Exercise details - Copy the entries word for word, starting with the line containing "Enumerate the UI" and ending with the line containing "article-dimensions: 40 x 82 x 52 cm <box>4 221", both included. Leave the pictures out of your copy.

Records for this task -
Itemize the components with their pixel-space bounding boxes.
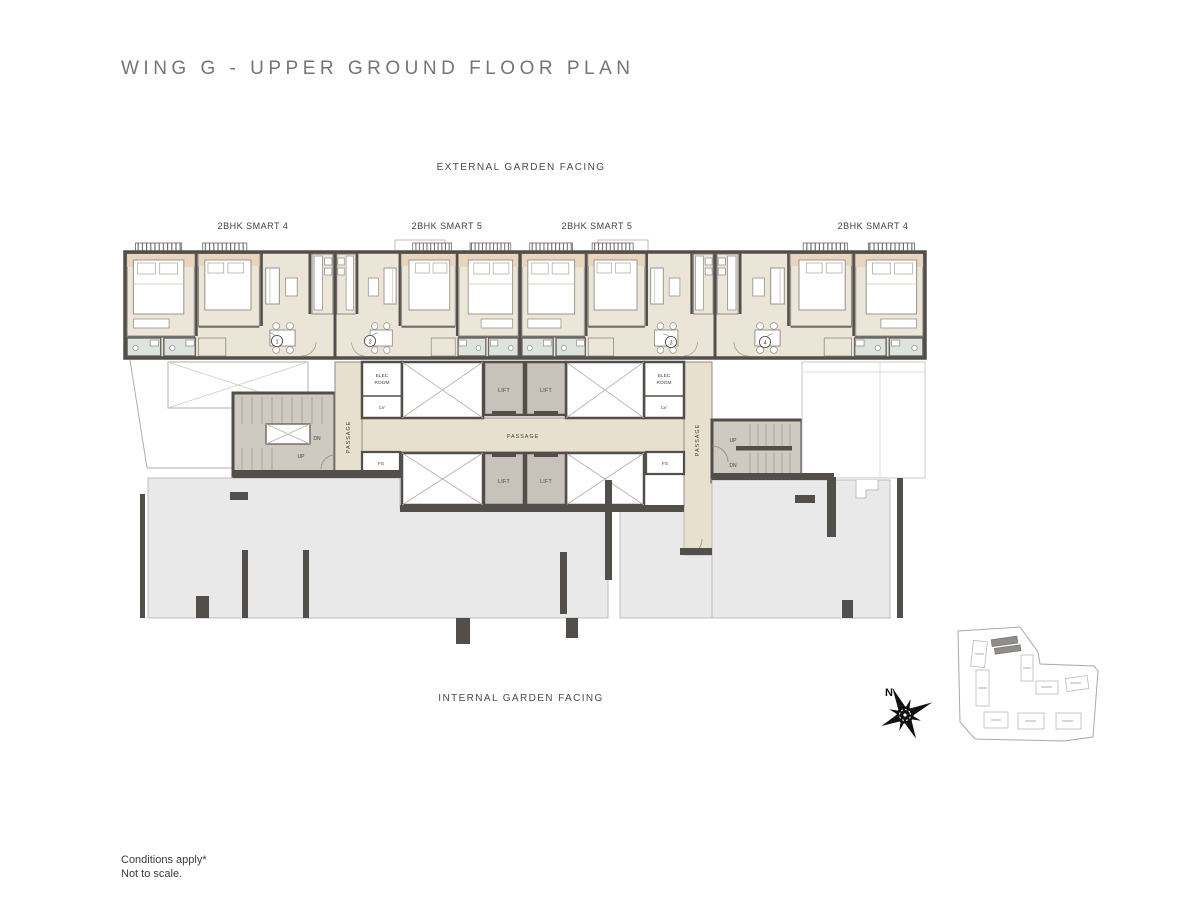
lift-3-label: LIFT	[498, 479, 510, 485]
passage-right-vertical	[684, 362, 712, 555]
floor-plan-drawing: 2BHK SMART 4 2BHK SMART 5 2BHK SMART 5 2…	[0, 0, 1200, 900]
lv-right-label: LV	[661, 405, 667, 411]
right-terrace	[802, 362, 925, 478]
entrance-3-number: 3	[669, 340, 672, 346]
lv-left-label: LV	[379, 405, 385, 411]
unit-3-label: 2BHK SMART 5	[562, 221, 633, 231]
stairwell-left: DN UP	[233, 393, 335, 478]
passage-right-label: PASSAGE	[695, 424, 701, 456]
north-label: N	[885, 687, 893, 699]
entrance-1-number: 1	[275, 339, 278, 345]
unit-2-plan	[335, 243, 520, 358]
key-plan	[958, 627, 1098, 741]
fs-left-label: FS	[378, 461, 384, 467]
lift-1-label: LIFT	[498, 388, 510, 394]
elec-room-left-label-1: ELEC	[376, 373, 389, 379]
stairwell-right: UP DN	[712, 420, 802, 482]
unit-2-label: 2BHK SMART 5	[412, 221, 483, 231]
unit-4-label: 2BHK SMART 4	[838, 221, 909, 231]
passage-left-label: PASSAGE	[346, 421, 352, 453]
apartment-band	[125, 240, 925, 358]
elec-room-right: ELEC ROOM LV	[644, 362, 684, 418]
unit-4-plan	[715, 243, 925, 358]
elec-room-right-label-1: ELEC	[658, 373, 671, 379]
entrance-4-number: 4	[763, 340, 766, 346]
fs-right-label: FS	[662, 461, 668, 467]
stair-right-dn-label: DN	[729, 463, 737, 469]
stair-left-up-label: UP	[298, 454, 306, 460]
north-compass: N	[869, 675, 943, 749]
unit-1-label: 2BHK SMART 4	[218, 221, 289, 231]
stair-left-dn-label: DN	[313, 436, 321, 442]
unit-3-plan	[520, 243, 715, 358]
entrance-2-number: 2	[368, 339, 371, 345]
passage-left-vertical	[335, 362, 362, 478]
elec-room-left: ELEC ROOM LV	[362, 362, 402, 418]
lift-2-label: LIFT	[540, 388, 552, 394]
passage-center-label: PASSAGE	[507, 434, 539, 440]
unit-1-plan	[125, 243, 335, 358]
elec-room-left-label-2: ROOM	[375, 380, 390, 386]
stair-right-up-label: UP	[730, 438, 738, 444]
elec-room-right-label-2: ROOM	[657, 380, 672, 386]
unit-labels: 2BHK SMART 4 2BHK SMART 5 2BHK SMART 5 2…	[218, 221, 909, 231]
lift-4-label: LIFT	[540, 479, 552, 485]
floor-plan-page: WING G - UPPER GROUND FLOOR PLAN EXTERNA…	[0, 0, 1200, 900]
* * *
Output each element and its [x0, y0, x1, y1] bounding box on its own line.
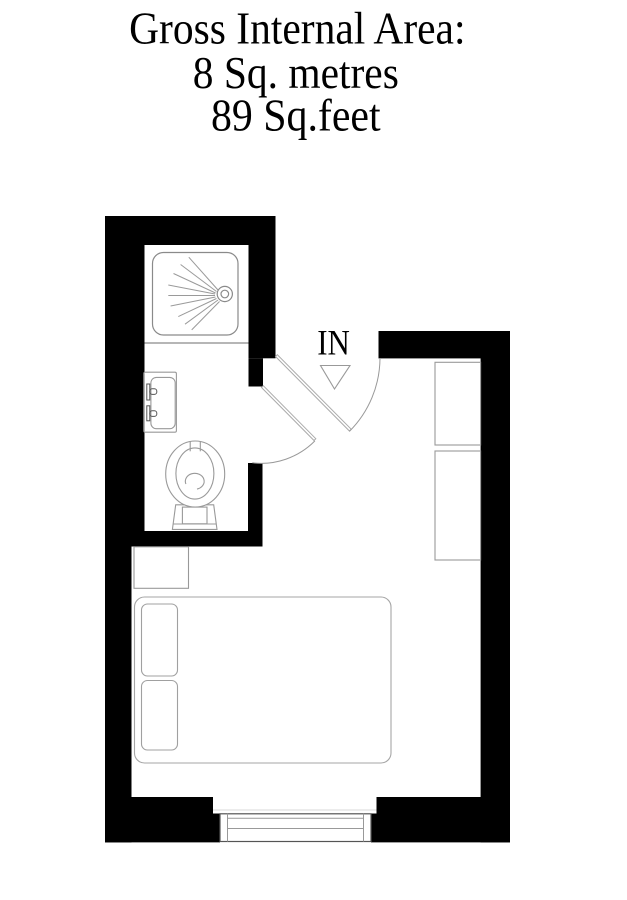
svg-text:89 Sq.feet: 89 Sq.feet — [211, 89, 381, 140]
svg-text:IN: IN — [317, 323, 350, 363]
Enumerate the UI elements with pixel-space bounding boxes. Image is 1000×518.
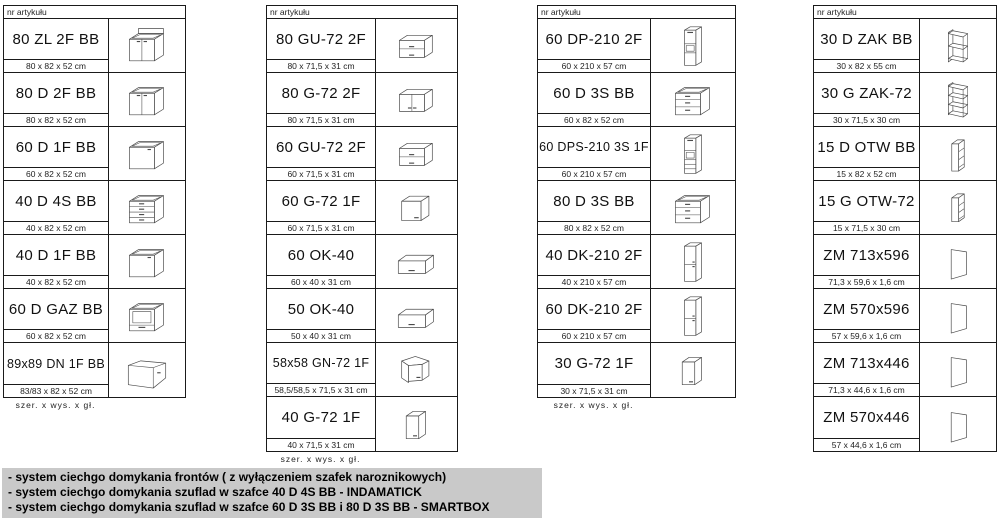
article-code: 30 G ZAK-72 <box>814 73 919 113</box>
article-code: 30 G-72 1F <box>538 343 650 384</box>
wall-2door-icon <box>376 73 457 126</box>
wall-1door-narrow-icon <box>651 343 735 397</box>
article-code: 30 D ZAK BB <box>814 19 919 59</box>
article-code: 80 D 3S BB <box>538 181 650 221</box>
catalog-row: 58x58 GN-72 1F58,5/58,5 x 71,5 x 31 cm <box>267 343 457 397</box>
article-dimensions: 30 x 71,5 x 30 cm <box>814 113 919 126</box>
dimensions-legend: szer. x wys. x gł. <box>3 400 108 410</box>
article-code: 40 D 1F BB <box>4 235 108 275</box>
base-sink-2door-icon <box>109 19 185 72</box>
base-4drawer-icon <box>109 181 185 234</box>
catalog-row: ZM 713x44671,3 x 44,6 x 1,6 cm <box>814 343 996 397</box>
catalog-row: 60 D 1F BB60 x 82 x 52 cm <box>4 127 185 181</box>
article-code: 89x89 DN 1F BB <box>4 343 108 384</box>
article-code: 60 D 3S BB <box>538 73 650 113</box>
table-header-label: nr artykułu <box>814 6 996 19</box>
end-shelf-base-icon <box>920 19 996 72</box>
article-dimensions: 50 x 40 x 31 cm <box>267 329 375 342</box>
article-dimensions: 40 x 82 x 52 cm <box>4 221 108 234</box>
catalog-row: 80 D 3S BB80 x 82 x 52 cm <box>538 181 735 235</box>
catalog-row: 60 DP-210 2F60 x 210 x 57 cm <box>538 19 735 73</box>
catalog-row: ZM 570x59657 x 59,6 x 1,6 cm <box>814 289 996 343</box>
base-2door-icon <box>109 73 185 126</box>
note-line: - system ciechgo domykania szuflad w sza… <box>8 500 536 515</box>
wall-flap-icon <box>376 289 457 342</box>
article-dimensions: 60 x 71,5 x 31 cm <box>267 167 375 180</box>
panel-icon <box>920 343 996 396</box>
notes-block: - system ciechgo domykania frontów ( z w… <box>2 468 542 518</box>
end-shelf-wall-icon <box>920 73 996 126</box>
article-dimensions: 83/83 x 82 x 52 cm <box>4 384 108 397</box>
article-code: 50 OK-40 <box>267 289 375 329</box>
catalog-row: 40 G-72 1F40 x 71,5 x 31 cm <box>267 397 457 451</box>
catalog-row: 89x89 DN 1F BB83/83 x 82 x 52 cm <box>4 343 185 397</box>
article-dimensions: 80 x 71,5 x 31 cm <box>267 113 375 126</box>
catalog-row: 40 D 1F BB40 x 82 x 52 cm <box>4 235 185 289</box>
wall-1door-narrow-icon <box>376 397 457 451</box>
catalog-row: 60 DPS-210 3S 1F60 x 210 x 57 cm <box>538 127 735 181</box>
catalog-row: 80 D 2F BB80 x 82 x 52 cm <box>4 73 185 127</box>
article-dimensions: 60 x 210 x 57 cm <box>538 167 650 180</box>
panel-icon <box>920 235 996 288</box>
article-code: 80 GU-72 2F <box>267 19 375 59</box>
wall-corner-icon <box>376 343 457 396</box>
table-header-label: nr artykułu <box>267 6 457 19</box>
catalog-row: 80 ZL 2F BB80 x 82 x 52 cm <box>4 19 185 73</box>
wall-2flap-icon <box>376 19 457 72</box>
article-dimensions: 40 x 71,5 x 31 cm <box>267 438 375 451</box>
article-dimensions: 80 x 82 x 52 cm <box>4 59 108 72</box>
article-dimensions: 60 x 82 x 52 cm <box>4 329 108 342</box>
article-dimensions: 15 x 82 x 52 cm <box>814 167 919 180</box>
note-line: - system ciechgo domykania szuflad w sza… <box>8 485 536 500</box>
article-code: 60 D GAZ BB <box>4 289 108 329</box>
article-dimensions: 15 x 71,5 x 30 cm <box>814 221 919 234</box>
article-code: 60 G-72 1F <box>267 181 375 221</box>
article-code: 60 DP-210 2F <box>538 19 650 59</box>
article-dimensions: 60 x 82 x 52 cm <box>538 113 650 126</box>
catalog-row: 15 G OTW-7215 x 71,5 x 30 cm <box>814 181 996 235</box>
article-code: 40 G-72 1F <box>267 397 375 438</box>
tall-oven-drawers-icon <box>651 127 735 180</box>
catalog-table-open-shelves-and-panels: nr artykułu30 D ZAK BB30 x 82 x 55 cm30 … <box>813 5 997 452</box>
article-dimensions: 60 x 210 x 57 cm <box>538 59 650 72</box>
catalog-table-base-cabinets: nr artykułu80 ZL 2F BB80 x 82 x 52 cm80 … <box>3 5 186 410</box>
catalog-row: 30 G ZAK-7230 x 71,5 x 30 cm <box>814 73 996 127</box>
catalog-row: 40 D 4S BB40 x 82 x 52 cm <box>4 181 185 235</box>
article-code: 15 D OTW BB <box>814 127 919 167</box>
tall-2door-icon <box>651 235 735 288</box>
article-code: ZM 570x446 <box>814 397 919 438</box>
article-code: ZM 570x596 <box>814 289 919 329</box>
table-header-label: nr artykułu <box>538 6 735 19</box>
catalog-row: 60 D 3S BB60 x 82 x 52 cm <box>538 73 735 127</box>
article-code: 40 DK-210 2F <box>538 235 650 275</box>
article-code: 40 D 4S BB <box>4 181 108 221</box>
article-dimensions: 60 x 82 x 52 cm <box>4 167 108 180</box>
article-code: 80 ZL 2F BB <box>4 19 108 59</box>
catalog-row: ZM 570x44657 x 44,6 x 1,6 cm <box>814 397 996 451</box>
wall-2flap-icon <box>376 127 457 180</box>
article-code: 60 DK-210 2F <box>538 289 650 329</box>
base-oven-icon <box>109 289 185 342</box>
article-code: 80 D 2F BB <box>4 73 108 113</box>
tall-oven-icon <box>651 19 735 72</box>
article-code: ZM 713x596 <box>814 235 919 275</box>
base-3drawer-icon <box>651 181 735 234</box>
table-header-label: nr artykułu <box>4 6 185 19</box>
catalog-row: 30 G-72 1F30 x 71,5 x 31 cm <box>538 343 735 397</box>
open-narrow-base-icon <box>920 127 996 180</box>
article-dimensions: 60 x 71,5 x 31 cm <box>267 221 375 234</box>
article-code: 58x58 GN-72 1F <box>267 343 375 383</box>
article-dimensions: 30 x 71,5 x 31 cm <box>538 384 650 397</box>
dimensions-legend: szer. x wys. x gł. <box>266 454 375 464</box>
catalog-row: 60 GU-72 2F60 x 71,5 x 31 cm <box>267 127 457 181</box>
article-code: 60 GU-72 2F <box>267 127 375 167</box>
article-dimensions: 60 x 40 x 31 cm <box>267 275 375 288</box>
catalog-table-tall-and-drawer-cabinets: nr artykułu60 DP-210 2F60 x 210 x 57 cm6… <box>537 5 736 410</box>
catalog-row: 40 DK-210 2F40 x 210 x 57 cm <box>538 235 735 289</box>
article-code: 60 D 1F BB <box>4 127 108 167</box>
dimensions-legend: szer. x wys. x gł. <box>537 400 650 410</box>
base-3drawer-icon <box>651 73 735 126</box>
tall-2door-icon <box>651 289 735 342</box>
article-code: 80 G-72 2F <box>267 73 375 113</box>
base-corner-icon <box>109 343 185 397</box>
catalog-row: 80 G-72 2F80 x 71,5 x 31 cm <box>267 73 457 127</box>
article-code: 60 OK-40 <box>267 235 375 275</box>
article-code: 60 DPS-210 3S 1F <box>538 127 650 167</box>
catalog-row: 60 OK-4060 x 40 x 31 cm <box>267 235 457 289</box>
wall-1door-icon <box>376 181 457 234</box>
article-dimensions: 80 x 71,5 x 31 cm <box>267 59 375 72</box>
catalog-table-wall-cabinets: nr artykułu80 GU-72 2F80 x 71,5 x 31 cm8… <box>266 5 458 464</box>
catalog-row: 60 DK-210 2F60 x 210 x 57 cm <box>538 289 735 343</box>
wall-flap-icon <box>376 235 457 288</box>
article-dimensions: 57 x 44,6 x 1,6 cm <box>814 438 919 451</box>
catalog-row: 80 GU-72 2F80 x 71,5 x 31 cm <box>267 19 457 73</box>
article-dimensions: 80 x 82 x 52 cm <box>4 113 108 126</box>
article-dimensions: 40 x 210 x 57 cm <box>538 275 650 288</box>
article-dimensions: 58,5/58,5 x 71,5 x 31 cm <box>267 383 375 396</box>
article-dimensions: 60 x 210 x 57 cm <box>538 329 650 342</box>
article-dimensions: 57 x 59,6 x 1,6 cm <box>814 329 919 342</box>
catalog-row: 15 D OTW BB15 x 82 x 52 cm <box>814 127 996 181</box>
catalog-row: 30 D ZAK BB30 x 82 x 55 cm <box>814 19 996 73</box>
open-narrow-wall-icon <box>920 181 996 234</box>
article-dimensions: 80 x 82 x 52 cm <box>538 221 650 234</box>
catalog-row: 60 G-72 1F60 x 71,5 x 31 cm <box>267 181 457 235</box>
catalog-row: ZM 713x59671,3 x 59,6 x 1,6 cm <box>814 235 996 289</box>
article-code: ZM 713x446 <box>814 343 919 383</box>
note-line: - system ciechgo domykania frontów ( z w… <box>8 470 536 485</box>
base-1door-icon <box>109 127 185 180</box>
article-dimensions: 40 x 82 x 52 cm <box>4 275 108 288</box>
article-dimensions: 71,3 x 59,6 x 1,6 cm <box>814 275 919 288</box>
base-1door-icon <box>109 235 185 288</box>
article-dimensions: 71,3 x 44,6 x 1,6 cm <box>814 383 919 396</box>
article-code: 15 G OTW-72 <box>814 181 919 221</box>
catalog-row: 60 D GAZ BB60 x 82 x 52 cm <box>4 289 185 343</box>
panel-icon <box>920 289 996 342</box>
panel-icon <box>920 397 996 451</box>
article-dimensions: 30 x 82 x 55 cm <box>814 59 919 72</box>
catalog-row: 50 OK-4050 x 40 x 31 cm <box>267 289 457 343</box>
* * *
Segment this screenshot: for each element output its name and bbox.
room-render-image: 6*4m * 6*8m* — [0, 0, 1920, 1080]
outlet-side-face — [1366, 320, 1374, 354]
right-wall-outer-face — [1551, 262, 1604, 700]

Result of this task -
Enumerate the UI elements with pixel-space bounding boxes. Image is 1000×518.
article-code: 30 G ZAK-72 <box>814 73 919 113</box>
article-code: 30 G-72 1F <box>538 343 650 384</box>
wall-2door-icon <box>376 73 457 126</box>
wall-1door-narrow-icon <box>651 343 735 397</box>
article-code: 30 D ZAK BB <box>814 19 919 59</box>
article-code: 80 D 3S BB <box>538 181 650 221</box>
catalog-row: 58x58 GN-72 1F58,5/58,5 x 71,5 x 31 cm <box>267 343 457 397</box>
article-dimensions: 30 x 71,5 x 30 cm <box>814 113 919 126</box>
dimensions-legend: szer. x wys. x gł. <box>3 400 108 410</box>
article-code: 40 D 1F BB <box>4 235 108 275</box>
base-sink-2door-icon <box>109 19 185 72</box>
base-4drawer-icon <box>109 181 185 234</box>
catalog-row: ZM 713x44671,3 x 44,6 x 1,6 cm <box>814 343 996 397</box>
catalog-row: 60 D 1F BB60 x 82 x 52 cm <box>4 127 185 181</box>
article-code: 89x89 DN 1F BB <box>4 343 108 384</box>
article-code: 60 D 3S BB <box>538 73 650 113</box>
table-header-label: nr artykułu <box>814 6 996 19</box>
end-shelf-base-icon <box>920 19 996 72</box>
article-dimensions: 50 x 40 x 31 cm <box>267 329 375 342</box>
article-dimensions: 40 x 82 x 52 cm <box>4 221 108 234</box>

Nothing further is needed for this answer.